■ **TO DO**: Every entry that follows should be reproduced exactly.
-- Start --
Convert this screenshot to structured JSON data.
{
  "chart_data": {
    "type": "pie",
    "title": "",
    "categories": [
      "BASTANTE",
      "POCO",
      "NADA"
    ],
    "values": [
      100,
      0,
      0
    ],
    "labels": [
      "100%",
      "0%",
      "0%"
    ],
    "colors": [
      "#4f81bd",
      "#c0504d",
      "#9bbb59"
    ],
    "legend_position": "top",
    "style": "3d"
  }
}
-- End --
■ **TASK RESULT**:
Convert this screenshot to structured JSON data.
{
  "chart_data": {
    "type": "pie",
    "title": "",
    "categories": [
      "BASTANTE",
      "POCO",
      "NADA"
    ],
    "values": [
      100,
      0,
      0
    ],
    "labels": [
      "100%",
      "0%",
      "0%"
    ],
    "colors": [
      "#4f81bd",
      "#c0504d",
      "#9bbb59"
    ],
    "legend_position": "top",
    "style": "3d"
  }
}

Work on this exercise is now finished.